- [SET EXERCISE]
Look for the string "تهران" in every line, and copy each line that has it.

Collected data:
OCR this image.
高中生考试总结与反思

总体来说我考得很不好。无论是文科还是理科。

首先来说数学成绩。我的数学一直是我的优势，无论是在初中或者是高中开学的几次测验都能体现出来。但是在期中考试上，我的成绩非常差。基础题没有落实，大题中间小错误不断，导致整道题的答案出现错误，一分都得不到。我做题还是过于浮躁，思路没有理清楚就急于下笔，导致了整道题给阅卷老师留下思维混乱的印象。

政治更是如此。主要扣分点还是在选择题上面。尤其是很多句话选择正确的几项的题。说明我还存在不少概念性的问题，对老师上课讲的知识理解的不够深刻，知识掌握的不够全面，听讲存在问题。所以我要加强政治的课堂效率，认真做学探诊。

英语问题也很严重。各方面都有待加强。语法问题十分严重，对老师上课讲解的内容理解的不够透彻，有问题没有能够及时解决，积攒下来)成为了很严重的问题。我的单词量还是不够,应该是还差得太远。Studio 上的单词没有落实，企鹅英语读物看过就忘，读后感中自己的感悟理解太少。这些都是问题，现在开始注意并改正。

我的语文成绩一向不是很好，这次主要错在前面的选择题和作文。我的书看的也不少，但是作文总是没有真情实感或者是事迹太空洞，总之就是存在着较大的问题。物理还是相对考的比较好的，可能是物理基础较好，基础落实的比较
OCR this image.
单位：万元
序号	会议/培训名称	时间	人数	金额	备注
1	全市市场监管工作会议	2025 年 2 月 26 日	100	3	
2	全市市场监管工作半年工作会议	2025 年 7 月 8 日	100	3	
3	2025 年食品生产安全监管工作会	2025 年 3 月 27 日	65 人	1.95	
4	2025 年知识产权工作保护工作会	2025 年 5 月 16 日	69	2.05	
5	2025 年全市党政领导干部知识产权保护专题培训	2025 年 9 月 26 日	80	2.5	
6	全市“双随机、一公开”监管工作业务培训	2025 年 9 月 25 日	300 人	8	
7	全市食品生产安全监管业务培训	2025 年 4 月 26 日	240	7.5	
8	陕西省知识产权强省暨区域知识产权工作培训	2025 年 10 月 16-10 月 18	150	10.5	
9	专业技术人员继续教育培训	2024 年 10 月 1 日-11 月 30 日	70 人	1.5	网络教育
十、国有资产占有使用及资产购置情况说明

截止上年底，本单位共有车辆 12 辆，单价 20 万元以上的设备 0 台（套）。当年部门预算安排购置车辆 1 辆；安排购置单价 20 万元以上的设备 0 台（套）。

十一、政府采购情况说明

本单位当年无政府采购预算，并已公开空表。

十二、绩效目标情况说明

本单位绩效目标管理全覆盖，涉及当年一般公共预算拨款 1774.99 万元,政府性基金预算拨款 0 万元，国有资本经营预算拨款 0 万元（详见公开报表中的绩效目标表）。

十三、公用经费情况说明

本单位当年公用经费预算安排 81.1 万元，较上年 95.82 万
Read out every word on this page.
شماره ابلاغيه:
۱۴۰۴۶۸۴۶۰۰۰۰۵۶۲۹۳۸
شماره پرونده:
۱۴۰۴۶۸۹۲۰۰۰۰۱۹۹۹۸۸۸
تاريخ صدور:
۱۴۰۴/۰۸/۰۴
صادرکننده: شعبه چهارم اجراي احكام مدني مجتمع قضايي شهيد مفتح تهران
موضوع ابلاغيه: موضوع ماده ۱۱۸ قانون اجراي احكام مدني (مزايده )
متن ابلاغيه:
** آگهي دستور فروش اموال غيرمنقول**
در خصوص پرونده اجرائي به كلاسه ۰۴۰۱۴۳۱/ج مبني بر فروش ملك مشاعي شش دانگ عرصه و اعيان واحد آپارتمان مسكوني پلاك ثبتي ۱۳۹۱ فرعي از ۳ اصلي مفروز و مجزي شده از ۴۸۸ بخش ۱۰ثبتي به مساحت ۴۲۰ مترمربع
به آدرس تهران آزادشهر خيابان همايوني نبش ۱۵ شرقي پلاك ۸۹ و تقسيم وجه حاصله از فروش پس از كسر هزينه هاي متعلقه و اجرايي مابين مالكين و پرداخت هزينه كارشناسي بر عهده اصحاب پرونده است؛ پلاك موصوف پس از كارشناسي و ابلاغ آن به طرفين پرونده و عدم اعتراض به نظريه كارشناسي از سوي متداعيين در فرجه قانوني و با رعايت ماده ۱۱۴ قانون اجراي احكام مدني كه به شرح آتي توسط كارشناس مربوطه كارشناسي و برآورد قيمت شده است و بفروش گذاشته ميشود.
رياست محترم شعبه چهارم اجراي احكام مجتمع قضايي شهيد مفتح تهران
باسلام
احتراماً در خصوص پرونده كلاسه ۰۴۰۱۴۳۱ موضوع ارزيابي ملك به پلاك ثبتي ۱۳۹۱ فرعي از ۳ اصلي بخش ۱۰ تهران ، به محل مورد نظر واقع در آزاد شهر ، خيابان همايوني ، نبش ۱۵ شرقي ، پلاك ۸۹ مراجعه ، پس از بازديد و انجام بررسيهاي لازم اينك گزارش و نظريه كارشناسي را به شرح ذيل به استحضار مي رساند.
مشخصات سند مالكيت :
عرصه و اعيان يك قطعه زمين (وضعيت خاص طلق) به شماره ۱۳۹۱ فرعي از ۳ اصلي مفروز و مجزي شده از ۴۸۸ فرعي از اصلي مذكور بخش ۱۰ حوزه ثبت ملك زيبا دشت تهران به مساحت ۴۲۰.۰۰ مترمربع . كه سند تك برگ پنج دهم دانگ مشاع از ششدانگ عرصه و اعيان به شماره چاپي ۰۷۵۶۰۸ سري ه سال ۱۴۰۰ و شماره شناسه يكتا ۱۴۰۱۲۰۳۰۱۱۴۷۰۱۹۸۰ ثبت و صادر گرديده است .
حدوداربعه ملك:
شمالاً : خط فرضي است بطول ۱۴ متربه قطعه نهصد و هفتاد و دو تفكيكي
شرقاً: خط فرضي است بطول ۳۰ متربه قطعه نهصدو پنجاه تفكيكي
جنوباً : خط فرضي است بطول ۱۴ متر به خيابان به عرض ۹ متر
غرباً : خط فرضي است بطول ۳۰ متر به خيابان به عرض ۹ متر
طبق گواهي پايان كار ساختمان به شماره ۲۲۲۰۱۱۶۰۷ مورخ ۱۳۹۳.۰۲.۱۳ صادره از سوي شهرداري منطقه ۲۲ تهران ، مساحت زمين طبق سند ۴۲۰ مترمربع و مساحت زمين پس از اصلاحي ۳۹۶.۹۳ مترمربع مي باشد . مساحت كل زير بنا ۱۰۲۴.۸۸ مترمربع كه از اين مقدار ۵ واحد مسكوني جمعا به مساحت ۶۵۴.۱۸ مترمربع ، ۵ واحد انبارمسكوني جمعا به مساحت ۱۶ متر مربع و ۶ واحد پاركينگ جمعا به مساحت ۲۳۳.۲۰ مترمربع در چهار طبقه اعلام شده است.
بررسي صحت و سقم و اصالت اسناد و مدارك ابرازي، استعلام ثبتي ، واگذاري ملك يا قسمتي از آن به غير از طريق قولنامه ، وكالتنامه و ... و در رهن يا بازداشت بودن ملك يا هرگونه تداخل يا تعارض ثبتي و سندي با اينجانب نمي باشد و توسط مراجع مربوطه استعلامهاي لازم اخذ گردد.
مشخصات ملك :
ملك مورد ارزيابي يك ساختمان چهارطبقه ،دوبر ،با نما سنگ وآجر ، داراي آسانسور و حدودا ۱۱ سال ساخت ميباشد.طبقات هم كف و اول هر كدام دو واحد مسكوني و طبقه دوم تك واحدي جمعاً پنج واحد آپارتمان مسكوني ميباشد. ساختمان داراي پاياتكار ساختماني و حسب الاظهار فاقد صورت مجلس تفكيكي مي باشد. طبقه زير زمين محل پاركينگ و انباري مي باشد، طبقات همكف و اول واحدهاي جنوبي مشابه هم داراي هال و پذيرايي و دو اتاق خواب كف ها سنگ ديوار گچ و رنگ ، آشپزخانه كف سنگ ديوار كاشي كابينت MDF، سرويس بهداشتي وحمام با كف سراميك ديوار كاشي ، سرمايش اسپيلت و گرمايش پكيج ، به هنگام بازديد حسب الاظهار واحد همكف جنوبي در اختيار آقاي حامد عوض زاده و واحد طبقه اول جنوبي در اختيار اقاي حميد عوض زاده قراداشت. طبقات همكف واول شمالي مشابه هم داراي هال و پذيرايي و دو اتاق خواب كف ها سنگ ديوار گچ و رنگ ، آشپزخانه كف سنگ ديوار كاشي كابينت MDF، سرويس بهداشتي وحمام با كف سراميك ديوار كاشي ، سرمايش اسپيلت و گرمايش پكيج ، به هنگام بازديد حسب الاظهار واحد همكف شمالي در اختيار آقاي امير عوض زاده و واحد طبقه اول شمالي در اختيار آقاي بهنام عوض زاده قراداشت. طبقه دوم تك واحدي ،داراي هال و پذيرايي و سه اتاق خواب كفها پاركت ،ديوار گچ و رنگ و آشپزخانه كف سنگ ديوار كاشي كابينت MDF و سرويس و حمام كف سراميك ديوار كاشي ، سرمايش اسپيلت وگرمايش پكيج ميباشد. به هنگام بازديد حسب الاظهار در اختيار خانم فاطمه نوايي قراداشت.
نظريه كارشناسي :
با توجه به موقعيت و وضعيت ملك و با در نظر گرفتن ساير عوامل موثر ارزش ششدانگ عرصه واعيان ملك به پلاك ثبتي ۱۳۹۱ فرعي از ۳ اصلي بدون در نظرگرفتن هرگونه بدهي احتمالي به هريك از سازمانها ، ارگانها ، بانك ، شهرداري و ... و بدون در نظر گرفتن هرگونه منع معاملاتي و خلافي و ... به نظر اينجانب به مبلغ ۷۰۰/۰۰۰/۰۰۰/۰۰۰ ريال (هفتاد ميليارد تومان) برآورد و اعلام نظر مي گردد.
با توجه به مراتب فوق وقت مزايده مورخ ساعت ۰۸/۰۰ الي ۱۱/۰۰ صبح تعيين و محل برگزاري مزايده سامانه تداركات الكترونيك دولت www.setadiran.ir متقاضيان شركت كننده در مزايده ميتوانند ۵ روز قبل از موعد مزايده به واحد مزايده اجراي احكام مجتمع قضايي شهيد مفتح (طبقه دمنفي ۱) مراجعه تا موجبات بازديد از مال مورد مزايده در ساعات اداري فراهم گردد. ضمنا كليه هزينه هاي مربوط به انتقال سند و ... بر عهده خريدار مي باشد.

- [RESULT]
صادرکننده: شعبه چهارم اجراي احكام مدني مجتمع قضايي شهيد مفتح تهران
به آدرس تهران آزادشهر خيابان همايوني نبش ۱۵ شرقي پلاك ۸۹ و تقسيم وجه حاصله از فروش پس از كسر هزينه هاي متعلقه و اجرايي مابين مالكين و پرداخت هزينه كارشناسي بر عهده اصحاب پرونده است؛ پلاك موصوف پس از كارشناسي و ابلاغ آن به طرفين پرونده و عدم اعتراض به نظريه كارشناسي از سوي متداعيين در فرجه قانوني و با رعايت ماده ۱۱۴ قانون اجراي احكام مدني كه به شرح آتي توسط كارشناس مربوطه كارشناسي و برآورد قيمت شده است و بفروش گذاشته ميشود.
رياست محترم شعبه چهارم اجراي احكام مجتمع قضايي شهيد مفتح تهران
احتراماً در خصوص پرونده كلاسه ۰۴۰۱۴۳۱ موضوع ارزيابي ملك به پلاك ثبتي ۱۳۹۱ فرعي از ۳ اصلي بخش ۱۰ تهران ، به محل مورد نظر واقع در آزاد شهر ، خيابان همايوني ، نبش ۱۵ شرقي ، پلاك ۸۹ مراجعه ، پس از بازديد و انجام بررسيهاي لازم اينك گزارش و نظريه كارشناسي را به شرح ذيل به استحضار مي رساند.
عرصه و اعيان يك قطعه زمين (وضعيت خاص طلق) به شماره ۱۳۹۱ فرعي از ۳ اصلي مفروز و مجزي شده از ۴۸۸ فرعي از اصلي مذكور بخش ۱۰ حوزه ثبت ملك زيبا دشت تهران به مساحت ۴۲۰.۰۰ مترمربع . كه سند تك برگ پنج دهم دانگ مشاع از ششدانگ عرصه و اعيان به شماره چاپي ۰۷۵۶۰۸ سري ه سال ۱۴۰۰ و شماره شناسه يكتا ۱۴۰۱۲۰۳۰۱۱۴۷۰۱۹۸۰ ثبت و صادر گرديده است .
طبق گواهي پايان كار ساختمان به شماره ۲۲۲۰۱۱۶۰۷ مورخ ۱۳۹۳.۰۲.۱۳ صادره از سوي شهرداري منطقه ۲۲ تهران ، مساحت زمين طبق سند ۴۲۰ مترمربع و مساحت زمين پس از اصلاحي ۳۹۶.۹۳ مترمربع مي باشد . مساحت كل زير بنا ۱۰۲۴.۸۸ مترمربع كه از اين مقدار ۵ واحد مسكوني جمعا به مساحت ۶۵۴.۱۸ مترمربع ، ۵ واحد انبارمسكوني جمعا به مساحت ۱۶ متر مربع و ۶ واحد پاركينگ جمعا به مساحت ۲۳۳.۲۰ مترمربع در چهار طبقه اعلام شده است.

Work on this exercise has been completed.